Excerpt provided:

Problem 2: college. She is actually going to be a junior in college next year, while I will be a freshman. She has said that she does not want to ruin my freshman year and that if I was a sophomore she thinks she would feel better about it. I assured her that would not really be a problem as I have grown out of that stage of my life of chasing girls like an idiot, and also the colleges are not far from each other really, about a 2 hour drive (for reference we already live an hour apart). We actually have thought of a very good idea. We are not going to commit to anything yet, then a few weeks into college we can make the decision of where we want this to go. We will not be exclusive, although she said she would not mess around with any guys or anything because thats kinda who she is, but she said I could if I wanted to (I dont really). Seems like a good no pressure situation to me and if it doesn’t work out then it doesn’t and we just stay friends.

 

Problem 3: Her parents do not really approve of the relationship. The thing is, her parents actually really like me a lot and when she talked to her parents about our relationship she said they had nothing bad to say about me at all. Their problem with it is they see it as disrespectful to her brother because of our connection through hockey and that we are “on the same team” and that hockey is his thing and she should not be a part of it. There was also an incident with rumors spreading around between hockey dads that I wanted to have sex with his daughters and that I was talking about it in the locker room (basically) and this got back to her dad. The thing is though, this is 1. Untrue because I never mention it in the locker room ESPECIALLY if her brother is there and 2. Just extremely childish and a stupid thing to say. So I kind of understand that, but I was never on his team and all of these things are just stupid rumors. I have never actually spoken a single word to him this year until I started talking to his sister. I also wont be part of his organization next year because I am playing in college. Even he has said that he does not care about us talking to his sister, although he could be lying I guess. And when she brought up the going to visit him in boston thing, her parents were not huge fans of that because we are not even dating (they are a very traditional catholic family- side note I am catholic too so extra brownie points!). Her parents also track where she goes so seeing me right now might be difficult, we would have to be really secretive about it and I do not think she wants to do that and Im not sure I want to be the reason she is sneaking around behind her parents back.

Dataset content:
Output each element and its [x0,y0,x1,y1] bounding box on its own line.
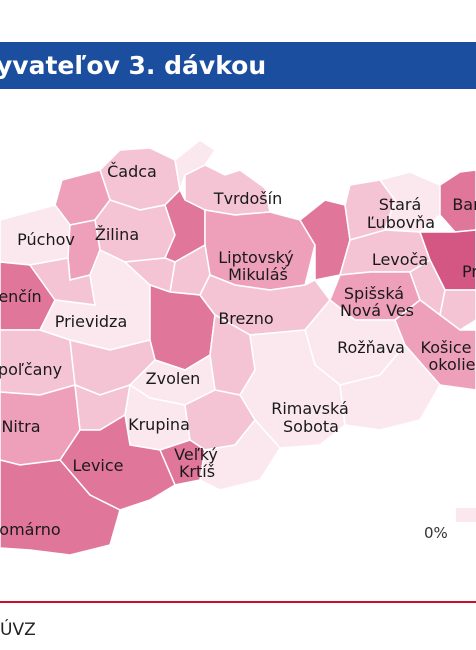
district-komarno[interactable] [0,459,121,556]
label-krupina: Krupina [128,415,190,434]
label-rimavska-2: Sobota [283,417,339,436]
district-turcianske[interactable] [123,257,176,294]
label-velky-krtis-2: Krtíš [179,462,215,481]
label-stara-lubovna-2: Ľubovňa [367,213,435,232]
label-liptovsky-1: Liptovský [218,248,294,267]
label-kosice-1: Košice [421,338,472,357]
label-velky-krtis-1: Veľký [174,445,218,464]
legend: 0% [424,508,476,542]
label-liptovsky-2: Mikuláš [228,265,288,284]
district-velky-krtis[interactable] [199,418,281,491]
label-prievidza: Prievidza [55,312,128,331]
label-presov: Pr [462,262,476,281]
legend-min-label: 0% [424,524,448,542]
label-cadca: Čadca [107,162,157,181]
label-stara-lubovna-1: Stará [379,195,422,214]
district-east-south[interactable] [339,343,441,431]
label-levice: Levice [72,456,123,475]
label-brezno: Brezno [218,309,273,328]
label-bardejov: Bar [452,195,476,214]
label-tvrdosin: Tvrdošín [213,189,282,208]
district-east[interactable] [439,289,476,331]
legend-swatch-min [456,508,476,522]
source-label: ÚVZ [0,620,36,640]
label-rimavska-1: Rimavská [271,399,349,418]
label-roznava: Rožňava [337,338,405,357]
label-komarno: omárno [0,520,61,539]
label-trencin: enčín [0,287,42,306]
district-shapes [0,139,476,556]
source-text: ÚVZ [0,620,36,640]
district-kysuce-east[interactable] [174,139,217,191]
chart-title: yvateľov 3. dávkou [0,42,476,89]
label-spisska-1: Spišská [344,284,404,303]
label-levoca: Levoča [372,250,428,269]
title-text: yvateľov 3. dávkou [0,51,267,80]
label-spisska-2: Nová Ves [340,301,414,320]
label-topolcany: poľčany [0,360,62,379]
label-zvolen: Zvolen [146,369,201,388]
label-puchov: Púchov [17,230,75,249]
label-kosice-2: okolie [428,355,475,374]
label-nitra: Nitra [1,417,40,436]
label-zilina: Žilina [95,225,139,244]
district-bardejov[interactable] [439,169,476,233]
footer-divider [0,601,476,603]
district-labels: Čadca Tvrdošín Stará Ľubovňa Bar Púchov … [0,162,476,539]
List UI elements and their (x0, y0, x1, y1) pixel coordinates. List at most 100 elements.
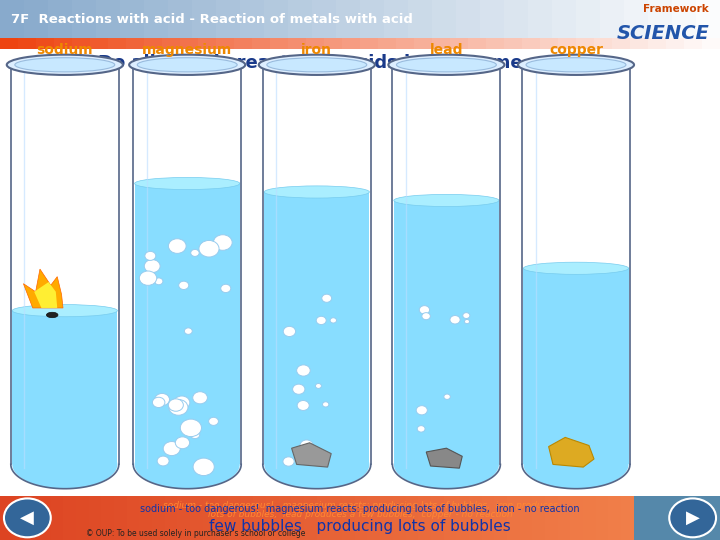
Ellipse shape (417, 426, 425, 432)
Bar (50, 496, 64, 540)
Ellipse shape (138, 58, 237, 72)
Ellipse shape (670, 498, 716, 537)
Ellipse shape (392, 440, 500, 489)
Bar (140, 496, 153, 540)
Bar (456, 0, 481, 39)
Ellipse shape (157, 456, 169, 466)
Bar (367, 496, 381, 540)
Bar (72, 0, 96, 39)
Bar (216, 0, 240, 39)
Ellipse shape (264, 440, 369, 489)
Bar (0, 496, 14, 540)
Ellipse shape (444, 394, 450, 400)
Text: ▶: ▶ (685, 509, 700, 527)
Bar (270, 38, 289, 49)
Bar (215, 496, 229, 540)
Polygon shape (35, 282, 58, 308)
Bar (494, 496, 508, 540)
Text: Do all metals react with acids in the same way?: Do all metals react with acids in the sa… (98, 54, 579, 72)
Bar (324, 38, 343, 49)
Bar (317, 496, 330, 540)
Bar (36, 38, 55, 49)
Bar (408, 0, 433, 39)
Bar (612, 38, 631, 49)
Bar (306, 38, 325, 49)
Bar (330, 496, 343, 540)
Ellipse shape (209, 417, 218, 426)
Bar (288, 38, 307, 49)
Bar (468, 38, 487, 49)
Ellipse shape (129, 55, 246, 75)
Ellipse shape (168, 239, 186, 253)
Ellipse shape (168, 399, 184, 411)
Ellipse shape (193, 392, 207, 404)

Requirements:
• A. Summarize the excerpt in two sentences.
• B. Please copy lines from the listing word for word, starting at the line that contains "Ellipse shape (417, 426, 425, 432)" and stopping after the line that contains "Bar (367, 496, 381, 540)".
The excerpt and the listing have nothing to do with each other.

Solutions in order:
• A. The writer and a girl who will be a college junior next year, while the writer will be a freshman, plan to stay uncommitted and non-exclusive until a few weeks into college and then decide where things go, remaining friends if it doesn't work out. Her parents like the writer but disapprove of the relationship, seeing it as disrespectful to her brother because of the hockey connection, and rumors spread among hockey dads have also reached her father.

• B.
Ellipse shape (417, 426, 425, 432)
Bar (50, 496, 64, 540)
Ellipse shape (138, 58, 237, 72)
Ellipse shape (670, 498, 716, 537)
Ellipse shape (392, 440, 500, 489)
Bar (140, 496, 153, 540)
Bar (456, 0, 481, 39)
Ellipse shape (157, 456, 169, 466)
Bar (367, 496, 381, 540)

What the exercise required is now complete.